> **ARTICLE**:

Tuesday, December 27, 2016

Connectivity troubleshooting 101

Theory

Lets's start with necessary theory

All connectivity troubleshooting is around 3 protocols which will help us to find if connectivity works. We will not discuss if application/server/deamon running on the port works correctly.
Those protocol are ICMP, TCP and UDP and there understanding is crucial to correctly work with testing tools and scripts and understand results.
We however will cover just necessary aspects

ICMP

Internet Control Message Protocol is useful to find out if routing works correctly. Among a lot of messages we will concentrate on 3 echo request, echo reply, and TTL exceeded.

Echo request and reply 

Is pair of messages they are used in ping you send Echo request and the destination devices shall reply with echo reply.

TTL Exceeded

Each packet (not only ICMP but also TCP and UDP) have set TTL (time to live) as packet is routed through the network each device doing routing(firewall, router, computer, switch with routing module) will inspect the packet and check TTL if it's higher then 0 it will decrease it by one and send packet further based on routing table. If it's 0 it shall send the ICMP message TTL exceed to source of the packet this behavior is utilized by traceroute.

> **DATASET CONTENT**:
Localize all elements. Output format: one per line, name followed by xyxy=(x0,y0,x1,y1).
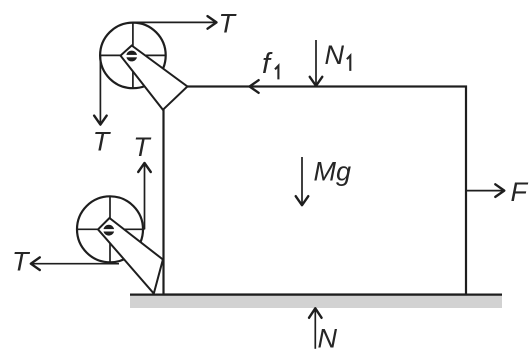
pulley P1 wheel (top) xyxy=(100,23,166,89)
weight arrow Mg (down, center of block) xyxy=(296,157,309,205)
pulley P2 hub xyxy=(103,225,115,236)
pulley P2 wheel (bottom) xyxy=(77,196,145,262)
block M (rectangle) xyxy=(164,87,467,295)
svg-text:F: F xyxy=(511,177,529,207)
pulley P1 bracket arm xyxy=(121,46,188,110)
svg-text:N: N xyxy=(318,323,338,353)
svg-text:Mg: Mg xyxy=(314,156,352,186)
tension arrow T down (left of pulley P1) xyxy=(94,55,107,124)
pulley P1 hub xyxy=(126,51,138,62)
normal force arrow N1 (down onto top edge) xyxy=(310,40,323,86)
pulley P2 bracket arm xyxy=(98,218,163,294)
svg-text:T: T xyxy=(133,132,152,162)
normal force arrow N (up onto ground bar) xyxy=(309,308,322,349)
svg-text:N: N xyxy=(325,40,345,70)
applied force arrow F (right side) xyxy=(466,184,504,197)
tension arrow T up (rope from pulley P2 to block side) xyxy=(138,163,151,229)
tension arrow T left (from bottom of pulley P2) xyxy=(31,257,119,270)
ground bar xyxy=(130,295,502,308)
svg-text:T: T xyxy=(12,247,31,277)
tension arrow T right (from top of pulley P1) xyxy=(133,16,217,29)
friction arrowhead f1 (on top edge, pointing left) xyxy=(250,80,259,93)
svg-text:T: T xyxy=(93,126,112,156)
svg-text:T: T xyxy=(219,8,238,38)
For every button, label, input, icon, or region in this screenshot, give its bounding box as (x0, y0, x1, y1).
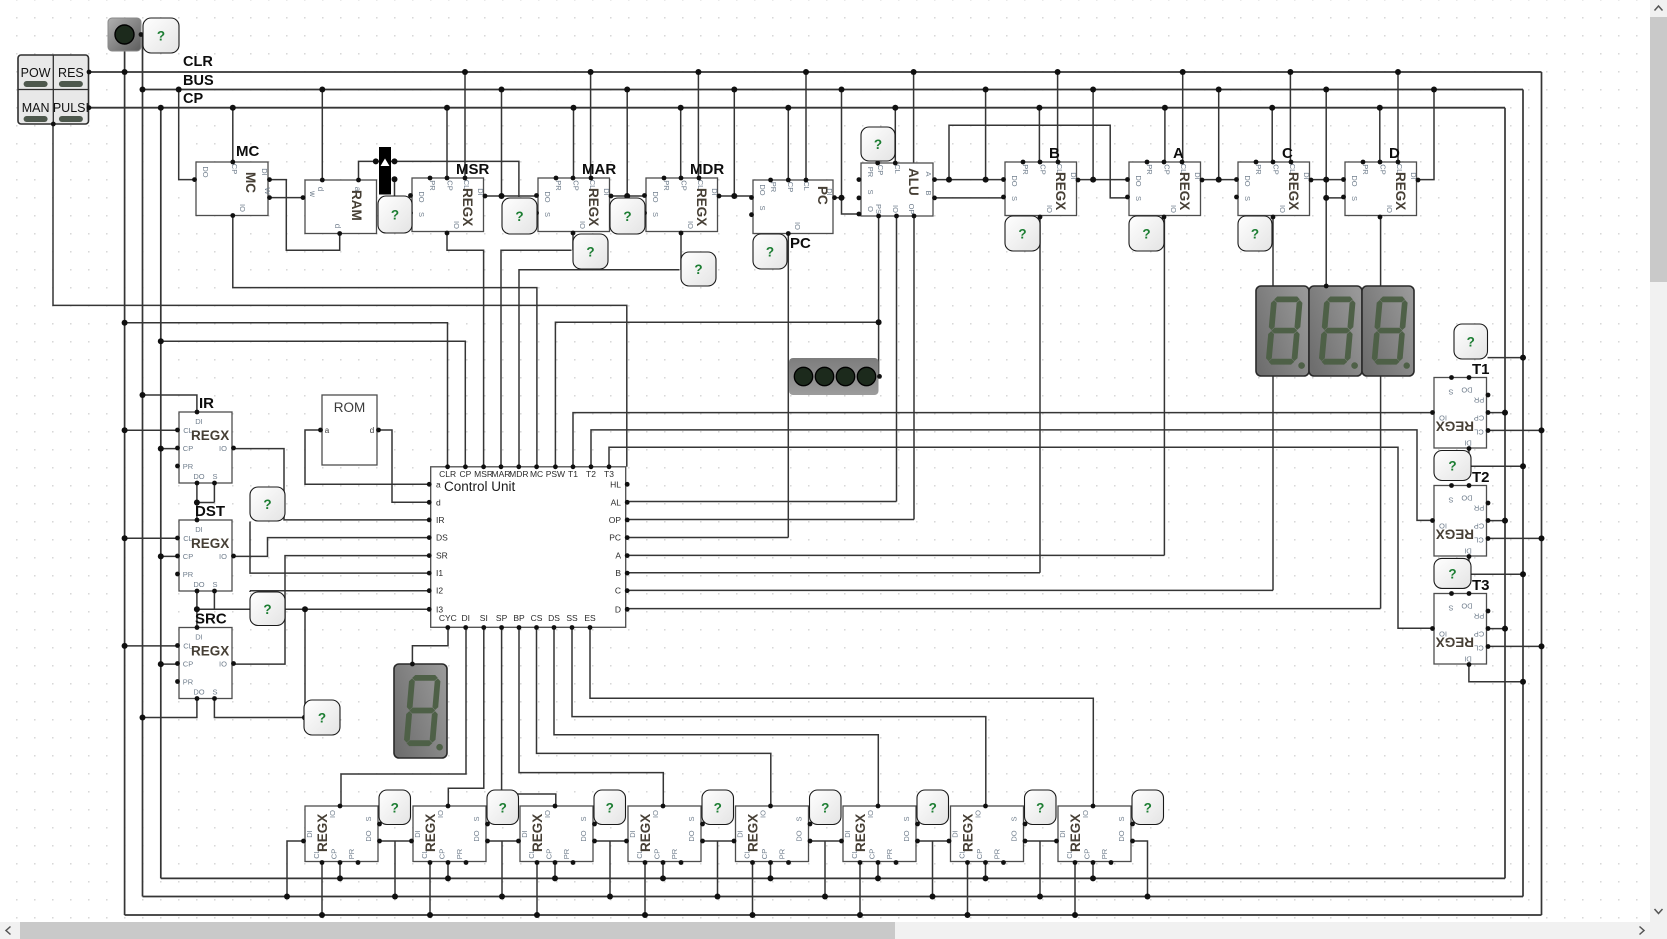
svg-text:REGX: REGX (586, 188, 601, 226)
svg-text:CP: CP (1082, 849, 1091, 859)
svg-text:ROM: ROM (334, 400, 366, 415)
wire MDR.IO to CU.MDR (680, 234, 682, 270)
wire PC.IO to CU.PC (787, 234, 789, 538)
svg-text:IO: IO (793, 222, 802, 230)
svg-text:?: ? (263, 497, 271, 512)
control unit (431, 467, 626, 628)
help probe bottom row (379, 790, 411, 825)
wire fuse lower pin drop (394, 179, 396, 197)
wire SRC.CL stub (125, 645, 178, 647)
svg-text:a: a (436, 479, 441, 489)
wire MC.W to RAM.w (270, 197, 304, 199)
help probe MAR-MDR (610, 198, 645, 234)
register T3 (REGX rotated 180) (1434, 594, 1487, 665)
wire bottom register 8 DI tap (1024, 840, 1057, 842)
svg-text:DS: DS (436, 533, 448, 543)
svg-text:PR: PR (1473, 612, 1484, 621)
svg-text:S: S (1010, 196, 1019, 201)
left vertical BUS net (142, 36, 144, 897)
svg-text:S: S (1448, 604, 1453, 613)
register bottom 8 (REGX rotated 270) (1058, 806, 1131, 862)
svg-text:T2: T2 (586, 469, 596, 479)
svg-text:?: ? (1144, 800, 1152, 815)
wire bottom register 8 CL drop (1074, 862, 1076, 916)
junction dots (122, 69, 128, 75)
svg-text:PC: PC (609, 533, 621, 543)
left vertical CP net (160, 108, 162, 879)
wire MDR.CL riser (697, 72, 699, 178)
svg-text:BP: BP (513, 613, 525, 623)
help probe bottom row (917, 790, 949, 825)
wire D.IO to CU.D (1380, 216, 1382, 609)
svg-text:?: ? (1467, 335, 1475, 350)
svg-text:CP: CP (445, 180, 454, 190)
svg-text:CP: CP (571, 180, 580, 190)
wire B.IO to CU.B (1039, 216, 1041, 573)
svg-text:CP: CP (183, 444, 193, 453)
svg-text:S: S (651, 212, 660, 217)
wire CU.T3 to T3.IO (609, 447, 1432, 628)
svg-text:CP: CP (1474, 414, 1484, 423)
svg-text:DI: DI (195, 417, 203, 426)
svg-text:?: ? (263, 602, 271, 617)
wire ALU.A to B.DO (935, 179, 1003, 181)
svg-text:PR: PR (428, 180, 437, 191)
wire ALU.CP riser (894, 108, 896, 163)
wire IR.IO to CU.IR (234, 449, 430, 520)
help probe ALU (861, 127, 895, 161)
svg-text:PR: PR (1361, 164, 1370, 175)
wire bottom register 3 CP drop (554, 862, 556, 879)
svg-text:REGX: REGX (191, 536, 229, 551)
svg-text:DO: DO (364, 830, 373, 841)
wire bottom register 8 DO tap (1132, 841, 1148, 897)
help probe bottom row (702, 790, 734, 825)
wire T3.CP stub (1488, 628, 1505, 630)
svg-text:?: ? (515, 209, 523, 224)
svg-text:MC: MC (243, 172, 258, 193)
wire MDR.CP riser (680, 108, 682, 178)
svg-text:DO: DO (651, 191, 660, 202)
svg-text:?: ? (821, 800, 829, 815)
wire D.CL riser (1397, 72, 1399, 162)
svg-text:PS: PS (874, 204, 883, 214)
svg-text:PR: PR (183, 570, 194, 579)
wire ALU.CL riser (913, 72, 915, 163)
svg-text:PR: PR (1100, 848, 1109, 859)
register bottom 2 (REGX rotated 270) (413, 806, 486, 862)
wire C.CL riser (1289, 72, 1291, 162)
svg-text:?: ? (1448, 459, 1456, 474)
svg-text:CLR: CLR (183, 54, 213, 70)
wire D.S stub (1326, 197, 1343, 199)
svg-text:S: S (1350, 196, 1359, 201)
svg-text:DST: DST (195, 503, 225, 520)
svg-text:T1: T1 (1472, 361, 1490, 378)
svg-text:B: B (924, 190, 933, 195)
wire DST.DO/S to SRC.DI and CU.I3 (196, 591, 198, 628)
7-segment display digit M (1309, 286, 1362, 376)
svg-text:ES: ES (584, 613, 596, 623)
wire A.IO to CU.A (1163, 216, 1165, 556)
svg-text:IO: IO (452, 221, 461, 229)
svg-text:S: S (902, 816, 911, 821)
svg-text:PR: PR (866, 167, 875, 178)
svg-text:?: ? (1018, 227, 1026, 242)
help probe A (1129, 216, 1164, 251)
svg-text:DI: DI (1464, 655, 1472, 664)
wire IR.CP stub (161, 448, 178, 450)
7-segment display digit H (1256, 286, 1309, 376)
svg-text:PR: PR (183, 678, 194, 687)
svg-text:CYC: CYC (439, 613, 457, 623)
wire BUS tap to MC.DO (179, 90, 195, 180)
svg-text:REGX: REGX (530, 814, 545, 852)
wire PC.CP riser (787, 108, 789, 180)
svg-text:?: ? (929, 800, 937, 815)
svg-text:REGX: REGX (1393, 172, 1408, 210)
svg-text:DI: DI (951, 830, 960, 838)
bus line CLR (90, 71, 1542, 73)
svg-text:O: O (866, 206, 875, 212)
svg-text:RES: RES (58, 66, 84, 80)
svg-text:DO: DO (472, 830, 481, 841)
svg-text:S: S (687, 816, 696, 821)
bottom bus BUS return (143, 896, 1524, 898)
wire MSR.IO to CU.MSR (447, 234, 484, 467)
wire SRC.DO to BUS net (143, 699, 197, 718)
svg-text:CP: CP (437, 849, 446, 859)
svg-text:S: S (212, 688, 217, 697)
wire ALU.OP to CU.OP (913, 216, 915, 520)
input switch PSW (4 round buttons) (789, 358, 879, 395)
help probe T2 (1434, 451, 1471, 481)
svg-text:CP: CP (867, 849, 876, 859)
svg-text:DO: DO (193, 580, 204, 589)
svg-text:?: ? (1448, 566, 1456, 581)
wire B.DI to A.DO with BUS tap (1078, 179, 1129, 181)
wire T1.DI loop (1469, 449, 1523, 466)
svg-text:CL: CL (1474, 644, 1484, 653)
svg-text:W: W (263, 187, 272, 195)
svg-text:DI: DI (1464, 547, 1472, 556)
wire MSR.DI MAR.DO bus tap (486, 195, 537, 197)
svg-text:DI: DI (843, 830, 852, 838)
svg-text:IO: IO (1385, 205, 1394, 213)
svg-text:CP: CP (1378, 164, 1387, 174)
svg-text:REGX: REGX (1436, 635, 1474, 650)
wire bottom register 2 CL drop (429, 862, 431, 916)
wire bottom register 4 CP drop (662, 862, 664, 879)
svg-text:CP: CP (975, 849, 984, 859)
svg-text:I2: I2 (436, 586, 443, 596)
wire CU.SS to register SS (572, 628, 986, 807)
svg-text:S: S (472, 816, 481, 821)
svg-text:REGX: REGX (315, 814, 330, 852)
svg-text:CP: CP (183, 660, 193, 669)
svg-text:CP: CP (1162, 164, 1171, 174)
help probe RAM-MSR (378, 196, 412, 233)
wire I1 feed (250, 522, 429, 574)
wire ALU.B to B.S (935, 197, 1003, 199)
svg-text:MDR: MDR (509, 469, 528, 479)
svg-text:S: S (1243, 196, 1252, 201)
wire DST.CP stub (161, 555, 178, 557)
svg-text:IO: IO (219, 444, 227, 453)
svg-text:MSR: MSR (474, 469, 493, 479)
wire CU.SI to register SI (448, 628, 484, 807)
svg-text:S: S (1117, 816, 1126, 821)
svg-text:?: ? (623, 209, 631, 224)
wire MAR.CL riser (590, 72, 592, 178)
svg-text:DO: DO (1461, 386, 1472, 395)
bus line BUS (143, 89, 1524, 91)
wire ROM.d to CU.d (379, 430, 430, 502)
help probe MSR-MAR (502, 198, 537, 234)
svg-text:REGX: REGX (460, 188, 475, 226)
svg-text:DI: DI (195, 633, 203, 642)
svg-text:DO: DO (193, 472, 204, 481)
svg-text:PR: PR (1254, 164, 1263, 175)
svg-text:REGX: REGX (191, 428, 229, 443)
memory RAM (305, 180, 377, 234)
svg-text:DO: DO (1010, 830, 1019, 841)
svg-text:IO: IO (1278, 205, 1287, 213)
svg-text:CP: CP (1271, 164, 1280, 174)
svg-text:POW: POW (21, 66, 51, 80)
svg-text:IO: IO (1045, 205, 1054, 213)
svg-text:d: d (333, 224, 342, 228)
wire T3.DI loop (1469, 665, 1523, 682)
register bottom 1 (REGX rotated 270) (305, 806, 378, 862)
svg-text:PR: PR (993, 848, 1002, 859)
wire ALU.IO to CU.AL (896, 216, 898, 502)
vertical scrollbar (1650, 0, 1667, 922)
wire MC.CP riser (232, 108, 234, 162)
svg-text:?: ? (157, 29, 165, 44)
svg-text:REGX: REGX (1436, 419, 1474, 434)
svg-text:IO: IO (1169, 205, 1178, 213)
wire bottom register 3 CL drop (536, 862, 538, 916)
svg-text:S: S (1134, 196, 1143, 201)
wire bottom register 5 DI tap (701, 840, 734, 842)
wire CU.CP feed (161, 341, 466, 467)
svg-text:DI: DI (305, 830, 314, 838)
svg-text:PC: PC (815, 186, 830, 205)
svg-text:S: S (1010, 816, 1019, 821)
svg-text:DO: DO (193, 688, 204, 697)
wire C.DI to D.DO with BUS/display tap (1311, 179, 1344, 181)
svg-text:CP: CP (679, 180, 688, 190)
svg-text:MSR: MSR (456, 161, 490, 178)
wire ALU.O to BUS (842, 90, 859, 215)
svg-text:OP: OP (609, 515, 622, 525)
help probe PC (753, 234, 787, 269)
alu ALU (861, 163, 933, 216)
svg-text:A: A (615, 551, 621, 561)
wire bottom register 6 CP drop (877, 862, 879, 879)
left vertical CLR net (124, 51, 126, 915)
help probe bottom row (810, 790, 842, 825)
wire MAR.CP riser (573, 108, 575, 178)
svg-text:T2: T2 (1472, 469, 1490, 486)
wire DST.IO to CU.DS (234, 538, 430, 557)
wire T2.DI loop (1469, 557, 1523, 574)
help probe C (1238, 216, 1272, 251)
svg-text:C: C (1282, 145, 1293, 162)
svg-text:?: ? (694, 262, 702, 277)
help probe bottom row (1025, 790, 1057, 825)
svg-text:?: ? (1251, 227, 1259, 242)
wire MC.IO to CU.MC (233, 216, 537, 467)
svg-text:MAR: MAR (582, 161, 616, 178)
wire PULSI to CU corner (53, 124, 627, 467)
register bottom 5 (REGX rotated 270) (736, 806, 809, 862)
svg-text:CP: CP (652, 849, 661, 859)
svg-text:PULSI: PULSI (53, 101, 89, 115)
svg-text:SP: SP (496, 613, 508, 623)
svg-text:A: A (1173, 145, 1184, 162)
svg-text:OP: OP (907, 204, 916, 215)
svg-text:REGX: REGX (1053, 172, 1068, 210)
svg-text:?: ? (499, 800, 507, 815)
help probe bottom row (594, 790, 626, 825)
svg-text:BUS: BUS (183, 73, 214, 89)
svg-text:S: S (866, 189, 875, 194)
svg-text:PSW: PSW (546, 469, 565, 479)
wire T1.CL stub (1488, 429, 1542, 431)
svg-text:PR: PR (1473, 504, 1484, 513)
svg-text:DI: DI (1464, 439, 1472, 448)
svg-text:ALU: ALU (906, 168, 921, 196)
bottom bus CP return (161, 877, 1505, 879)
svg-text:?: ? (391, 208, 399, 223)
svg-text:CP: CP (183, 552, 193, 561)
right vertical CLR (1541, 72, 1543, 915)
fuse (black bar with triangle) (379, 147, 391, 195)
svg-text:MC: MC (236, 143, 259, 160)
wire node I3 drop to probe (304, 609, 306, 717)
svg-text:PR: PR (1145, 164, 1154, 175)
svg-text:REGX: REGX (423, 814, 438, 852)
svg-text:PR: PR (347, 848, 356, 859)
wire bottom register 2 CP drop (447, 862, 449, 879)
svg-text:D: D (615, 604, 621, 614)
svg-text:DI: DI (413, 830, 422, 838)
svg-text:DO: DO (201, 166, 210, 177)
wire bottom register 7 CL drop (967, 862, 969, 916)
svg-text:PR: PR (455, 848, 464, 859)
svg-text:DO: DO (1134, 175, 1143, 186)
svg-text:D: D (1389, 145, 1400, 162)
wire MDR.DI PC.DO bus tap (719, 195, 752, 197)
svg-text:S: S (543, 212, 552, 217)
svg-text:CP: CP (230, 164, 239, 174)
svg-text:IO: IO (891, 205, 900, 213)
svg-text:B: B (615, 568, 621, 578)
push button (manual clock) (108, 18, 141, 51)
wire bottom register 1 CP drop (339, 862, 341, 879)
help probe T3 (1434, 558, 1471, 588)
svg-text:MAR: MAR (492, 469, 511, 479)
wire B.CP riser (1038, 108, 1040, 162)
svg-text:CP: CP (786, 182, 795, 192)
wire bottom register 3 DI tap (486, 840, 519, 842)
help button top-left (143, 18, 179, 53)
help probe bottom row (1132, 790, 1164, 825)
svg-text:PR: PR (769, 182, 778, 193)
svg-text:CP: CP (183, 91, 203, 107)
svg-text:PR: PR (670, 848, 679, 859)
svg-text:DI: DI (520, 830, 529, 838)
wire bottom register 2 DI tap (378, 840, 412, 842)
register bottom 3 (REGX rotated 270) (520, 806, 593, 862)
wire MSR.CP riser (446, 108, 448, 178)
wire MSR.CL riser (464, 72, 466, 178)
svg-text:DO: DO (758, 184, 767, 195)
wire SRC.CP stub (161, 663, 178, 665)
svg-text:DI: DI (260, 168, 269, 176)
svg-text:I1: I1 (436, 568, 443, 578)
svg-text:PR: PR (1021, 164, 1030, 175)
svg-text:DO: DO (417, 191, 426, 202)
svg-text:DO: DO (1350, 175, 1359, 186)
svg-text:?: ? (391, 800, 399, 815)
svg-text:CP: CP (544, 849, 553, 859)
svg-text:C: C (615, 586, 621, 596)
svg-text:REGX: REGX (961, 814, 976, 852)
wire bottom register 6 DI tap (809, 840, 842, 842)
svg-text:MAN: MAN (22, 101, 50, 115)
wire bottom register 1 DI tap (287, 841, 304, 897)
svg-text:DO: DO (795, 830, 804, 841)
help probe bottom row (487, 790, 519, 825)
wire CU.CS to register CS (537, 628, 771, 807)
wire PC.DI stub (835, 197, 842, 199)
svg-text:CP: CP (876, 165, 885, 175)
svg-text:S: S (1448, 388, 1453, 397)
wire bottom register 5 CL drop (752, 862, 754, 916)
svg-text:DO: DO (1117, 830, 1126, 841)
svg-text:CL: CL (893, 164, 902, 174)
svg-text:IO: IO (219, 660, 227, 669)
wire bottom register 6 CL drop (859, 862, 861, 916)
wire RAM.a via fuse to MSR net (359, 161, 519, 197)
svg-text:DI: DI (736, 830, 745, 838)
help probe SRC (304, 700, 340, 735)
svg-text:IR: IR (199, 395, 214, 412)
bus line CP (90, 107, 1505, 109)
wire C.CP riser (1271, 108, 1273, 162)
svg-text:IO: IO (686, 221, 695, 229)
wire BUS tap ALU-B (985, 90, 987, 180)
svg-text:DO: DO (1010, 175, 1019, 186)
wire D.DI to BUS (1418, 90, 1434, 180)
svg-text:REGX: REGX (191, 644, 229, 659)
svg-text:MC: MC (530, 469, 543, 479)
svg-text:?: ? (1036, 800, 1044, 815)
wire CU.T1 to T1.IO (573, 413, 1432, 467)
svg-text:DO: DO (1461, 602, 1472, 611)
svg-text:REGX: REGX (1436, 527, 1474, 542)
svg-text:?: ? (318, 711, 326, 726)
wire CU.T2 to T2.IO (591, 430, 1432, 521)
svg-text:IO: IO (238, 204, 247, 212)
svg-text:IR: IR (436, 515, 445, 525)
7-segment display digit L (1362, 286, 1414, 376)
svg-text:CP: CP (1474, 522, 1484, 531)
wire IR.DI feed from BUS net (143, 395, 197, 412)
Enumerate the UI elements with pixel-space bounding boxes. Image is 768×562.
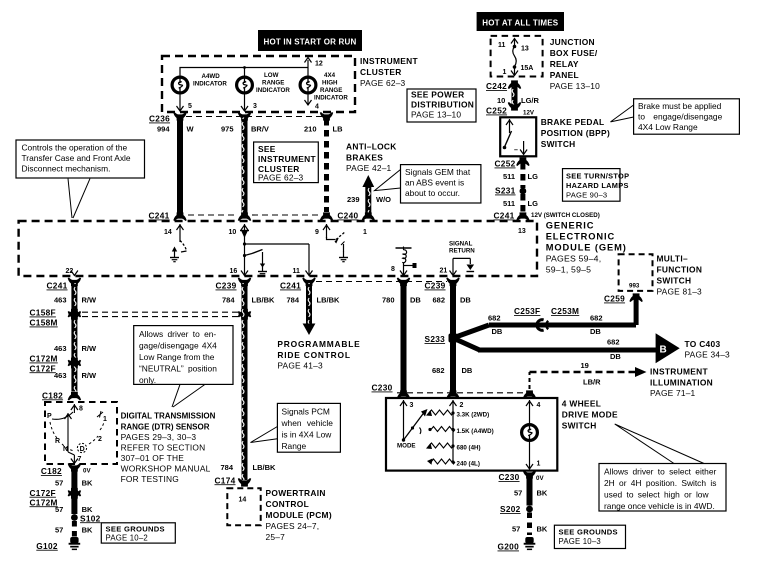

> **CHALLENGE**:
Answer these from the troubleshooting post:
1. Which three protocols does it name as the basis of connectivity troubleshooting?
2. Which three ICMP messages does it concentrate on?
3. Which tool makes use of the TTL exceeded behavior?
Rely only on the troubleshooting post, not on the material.

> **PROBLEM SOLUTION**:
1. ICMP, TCP and UDP.
2. Echo request, echo reply and TTL exceeded.
3. Traceroute.